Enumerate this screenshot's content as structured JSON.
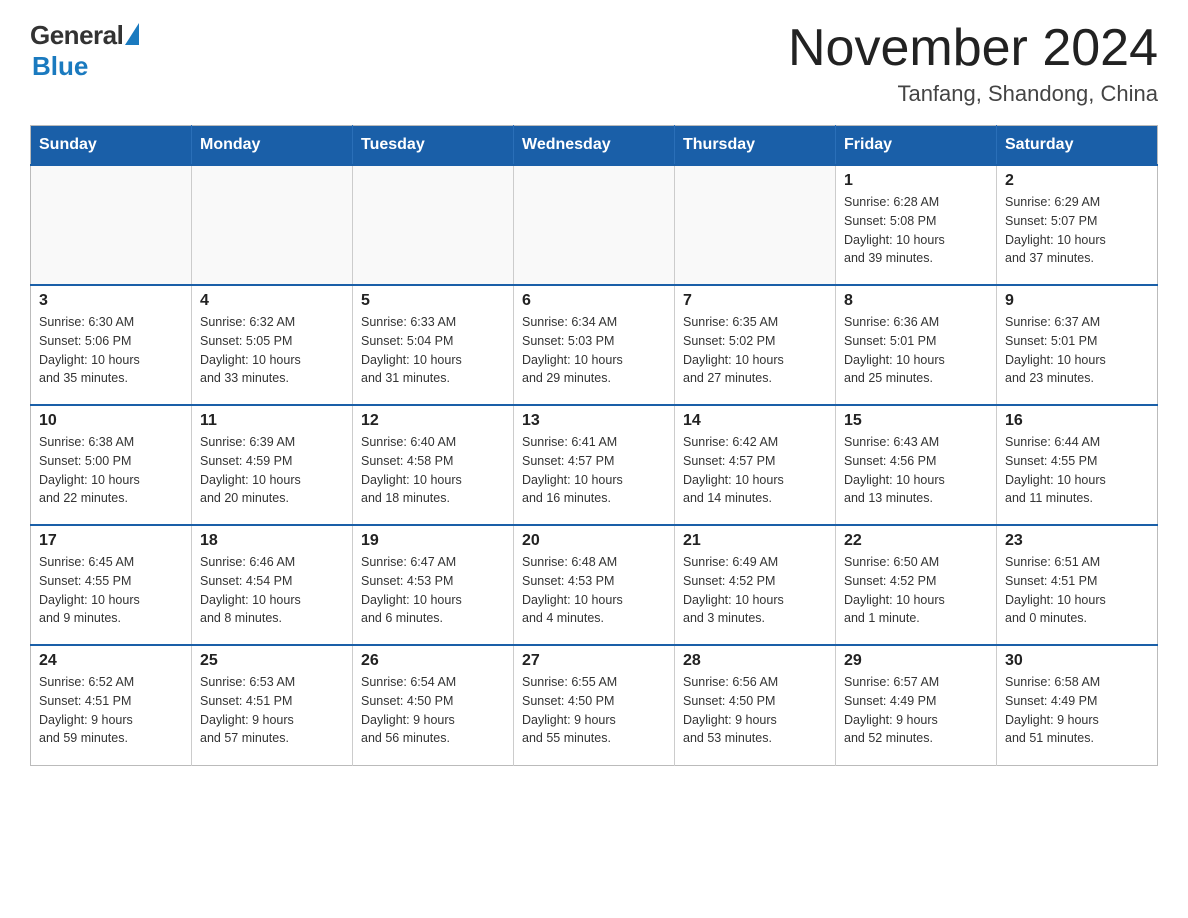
{
  "logo": {
    "general": "General",
    "blue": "Blue"
  },
  "header": {
    "title": "November 2024",
    "subtitle": "Tanfang, Shandong, China"
  },
  "days_of_week": [
    "Sunday",
    "Monday",
    "Tuesday",
    "Wednesday",
    "Thursday",
    "Friday",
    "Saturday"
  ],
  "weeks": [
    [
      {
        "day": "",
        "info": ""
      },
      {
        "day": "",
        "info": ""
      },
      {
        "day": "",
        "info": ""
      },
      {
        "day": "",
        "info": ""
      },
      {
        "day": "",
        "info": ""
      },
      {
        "day": "1",
        "info": "Sunrise: 6:28 AM\nSunset: 5:08 PM\nDaylight: 10 hours\nand 39 minutes."
      },
      {
        "day": "2",
        "info": "Sunrise: 6:29 AM\nSunset: 5:07 PM\nDaylight: 10 hours\nand 37 minutes."
      }
    ],
    [
      {
        "day": "3",
        "info": "Sunrise: 6:30 AM\nSunset: 5:06 PM\nDaylight: 10 hours\nand 35 minutes."
      },
      {
        "day": "4",
        "info": "Sunrise: 6:32 AM\nSunset: 5:05 PM\nDaylight: 10 hours\nand 33 minutes."
      },
      {
        "day": "5",
        "info": "Sunrise: 6:33 AM\nSunset: 5:04 PM\nDaylight: 10 hours\nand 31 minutes."
      },
      {
        "day": "6",
        "info": "Sunrise: 6:34 AM\nSunset: 5:03 PM\nDaylight: 10 hours\nand 29 minutes."
      },
      {
        "day": "7",
        "info": "Sunrise: 6:35 AM\nSunset: 5:02 PM\nDaylight: 10 hours\nand 27 minutes."
      },
      {
        "day": "8",
        "info": "Sunrise: 6:36 AM\nSunset: 5:01 PM\nDaylight: 10 hours\nand 25 minutes."
      },
      {
        "day": "9",
        "info": "Sunrise: 6:37 AM\nSunset: 5:01 PM\nDaylight: 10 hours\nand 23 minutes."
      }
    ],
    [
      {
        "day": "10",
        "info": "Sunrise: 6:38 AM\nSunset: 5:00 PM\nDaylight: 10 hours\nand 22 minutes."
      },
      {
        "day": "11",
        "info": "Sunrise: 6:39 AM\nSunset: 4:59 PM\nDaylight: 10 hours\nand 20 minutes."
      },
      {
        "day": "12",
        "info": "Sunrise: 6:40 AM\nSunset: 4:58 PM\nDaylight: 10 hours\nand 18 minutes."
      },
      {
        "day": "13",
        "info": "Sunrise: 6:41 AM\nSunset: 4:57 PM\nDaylight: 10 hours\nand 16 minutes."
      },
      {
        "day": "14",
        "info": "Sunrise: 6:42 AM\nSunset: 4:57 PM\nDaylight: 10 hours\nand 14 minutes."
      },
      {
        "day": "15",
        "info": "Sunrise: 6:43 AM\nSunset: 4:56 PM\nDaylight: 10 hours\nand 13 minutes."
      },
      {
        "day": "16",
        "info": "Sunrise: 6:44 AM\nSunset: 4:55 PM\nDaylight: 10 hours\nand 11 minutes."
      }
    ],
    [
      {
        "day": "17",
        "info": "Sunrise: 6:45 AM\nSunset: 4:55 PM\nDaylight: 10 hours\nand 9 minutes."
      },
      {
        "day": "18",
        "info": "Sunrise: 6:46 AM\nSunset: 4:54 PM\nDaylight: 10 hours\nand 8 minutes."
      },
      {
        "day": "19",
        "info": "Sunrise: 6:47 AM\nSunset: 4:53 PM\nDaylight: 10 hours\nand 6 minutes."
      },
      {
        "day": "20",
        "info": "Sunrise: 6:48 AM\nSunset: 4:53 PM\nDaylight: 10 hours\nand 4 minutes."
      },
      {
        "day": "21",
        "info": "Sunrise: 6:49 AM\nSunset: 4:52 PM\nDaylight: 10 hours\nand 3 minutes."
      },
      {
        "day": "22",
        "info": "Sunrise: 6:50 AM\nSunset: 4:52 PM\nDaylight: 10 hours\nand 1 minute."
      },
      {
        "day": "23",
        "info": "Sunrise: 6:51 AM\nSunset: 4:51 PM\nDaylight: 10 hours\nand 0 minutes."
      }
    ],
    [
      {
        "day": "24",
        "info": "Sunrise: 6:52 AM\nSunset: 4:51 PM\nDaylight: 9 hours\nand 59 minutes."
      },
      {
        "day": "25",
        "info": "Sunrise: 6:53 AM\nSunset: 4:51 PM\nDaylight: 9 hours\nand 57 minutes."
      },
      {
        "day": "26",
        "info": "Sunrise: 6:54 AM\nSunset: 4:50 PM\nDaylight: 9 hours\nand 56 minutes."
      },
      {
        "day": "27",
        "info": "Sunrise: 6:55 AM\nSunset: 4:50 PM\nDaylight: 9 hours\nand 55 minutes."
      },
      {
        "day": "28",
        "info": "Sunrise: 6:56 AM\nSunset: 4:50 PM\nDaylight: 9 hours\nand 53 minutes."
      },
      {
        "day": "29",
        "info": "Sunrise: 6:57 AM\nSunset: 4:49 PM\nDaylight: 9 hours\nand 52 minutes."
      },
      {
        "day": "30",
        "info": "Sunrise: 6:58 AM\nSunset: 4:49 PM\nDaylight: 9 hours\nand 51 minutes."
      }
    ]
  ]
}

■ **Instructions for the task**:
Set the data above down again exactly as given, with no pictures.

■ **Written solution**:
Enumerate this screenshot's content as structured JSON.
{
  "logo": {
    "general": "General",
    "blue": "Blue"
  },
  "header": {
    "title": "November 2024",
    "subtitle": "Tanfang, Shandong, China"
  },
  "days_of_week": [
    "Sunday",
    "Monday",
    "Tuesday",
    "Wednesday",
    "Thursday",
    "Friday",
    "Saturday"
  ],
  "weeks": [
    [
      {
        "day": "",
        "info": ""
      },
      {
        "day": "",
        "info": ""
      },
      {
        "day": "",
        "info": ""
      },
      {
        "day": "",
        "info": ""
      },
      {
        "day": "",
        "info": ""
      },
      {
        "day": "1",
        "info": "Sunrise: 6:28 AM\nSunset: 5:08 PM\nDaylight: 10 hours\nand 39 minutes."
      },
      {
        "day": "2",
        "info": "Sunrise: 6:29 AM\nSunset: 5:07 PM\nDaylight: 10 hours\nand 37 minutes."
      }
    ],
    [
      {
        "day": "3",
        "info": "Sunrise: 6:30 AM\nSunset: 5:06 PM\nDaylight: 10 hours\nand 35 minutes."
      },
      {
        "day": "4",
        "info": "Sunrise: 6:32 AM\nSunset: 5:05 PM\nDaylight: 10 hours\nand 33 minutes."
      },
      {
        "day": "5",
        "info": "Sunrise: 6:33 AM\nSunset: 5:04 PM\nDaylight: 10 hours\nand 31 minutes."
      },
      {
        "day": "6",
        "info": "Sunrise: 6:34 AM\nSunset: 5:03 PM\nDaylight: 10 hours\nand 29 minutes."
      },
      {
        "day": "7",
        "info": "Sunrise: 6:35 AM\nSunset: 5:02 PM\nDaylight: 10 hours\nand 27 minutes."
      },
      {
        "day": "8",
        "info": "Sunrise: 6:36 AM\nSunset: 5:01 PM\nDaylight: 10 hours\nand 25 minutes."
      },
      {
        "day": "9",
        "info": "Sunrise: 6:37 AM\nSunset: 5:01 PM\nDaylight: 10 hours\nand 23 minutes."
      }
    ],
    [
      {
        "day": "10",
        "info": "Sunrise: 6:38 AM\nSunset: 5:00 PM\nDaylight: 10 hours\nand 22 minutes."
      },
      {
        "day": "11",
        "info": "Sunrise: 6:39 AM\nSunset: 4:59 PM\nDaylight: 10 hours\nand 20 minutes."
      },
      {
        "day": "12",
        "info": "Sunrise: 6:40 AM\nSunset: 4:58 PM\nDaylight: 10 hours\nand 18 minutes."
      },
      {
        "day": "13",
        "info": "Sunrise: 6:41 AM\nSunset: 4:57 PM\nDaylight: 10 hours\nand 16 minutes."
      },
      {
        "day": "14",
        "info": "Sunrise: 6:42 AM\nSunset: 4:57 PM\nDaylight: 10 hours\nand 14 minutes."
      },
      {
        "day": "15",
        "info": "Sunrise: 6:43 AM\nSunset: 4:56 PM\nDaylight: 10 hours\nand 13 minutes."
      },
      {
        "day": "16",
        "info": "Sunrise: 6:44 AM\nSunset: 4:55 PM\nDaylight: 10 hours\nand 11 minutes."
      }
    ],
    [
      {
        "day": "17",
        "info": "Sunrise: 6:45 AM\nSunset: 4:55 PM\nDaylight: 10 hours\nand 9 minutes."
      },
      {
        "day": "18",
        "info": "Sunrise: 6:46 AM\nSunset: 4:54 PM\nDaylight: 10 hours\nand 8 minutes."
      },
      {
        "day": "19",
        "info": "Sunrise: 6:47 AM\nSunset: 4:53 PM\nDaylight: 10 hours\nand 6 minutes."
      },
      {
        "day": "20",
        "info": "Sunrise: 6:48 AM\nSunset: 4:53 PM\nDaylight: 10 hours\nand 4 minutes."
      },
      {
        "day": "21",
        "info": "Sunrise: 6:49 AM\nSunset: 4:52 PM\nDaylight: 10 hours\nand 3 minutes."
      },
      {
        "day": "22",
        "info": "Sunrise: 6:50 AM\nSunset: 4:52 PM\nDaylight: 10 hours\nand 1 minute."
      },
      {
        "day": "23",
        "info": "Sunrise: 6:51 AM\nSunset: 4:51 PM\nDaylight: 10 hours\nand 0 minutes."
      }
    ],
    [
      {
        "day": "24",
        "info": "Sunrise: 6:52 AM\nSunset: 4:51 PM\nDaylight: 9 hours\nand 59 minutes."
      },
      {
        "day": "25",
        "info": "Sunrise: 6:53 AM\nSunset: 4:51 PM\nDaylight: 9 hours\nand 57 minutes."
      },
      {
        "day": "26",
        "info": "Sunrise: 6:54 AM\nSunset: 4:50 PM\nDaylight: 9 hours\nand 56 minutes."
      },
      {
        "day": "27",
        "info": "Sunrise: 6:55 AM\nSunset: 4:50 PM\nDaylight: 9 hours\nand 55 minutes."
      },
      {
        "day": "28",
        "info": "Sunrise: 6:56 AM\nSunset: 4:50 PM\nDaylight: 9 hours\nand 53 minutes."
      },
      {
        "day": "29",
        "info": "Sunrise: 6:57 AM\nSunset: 4:49 PM\nDaylight: 9 hours\nand 52 minutes."
      },
      {
        "day": "30",
        "info": "Sunrise: 6:58 AM\nSunset: 4:49 PM\nDaylight: 9 hours\nand 51 minutes."
      }
    ]
  ]
}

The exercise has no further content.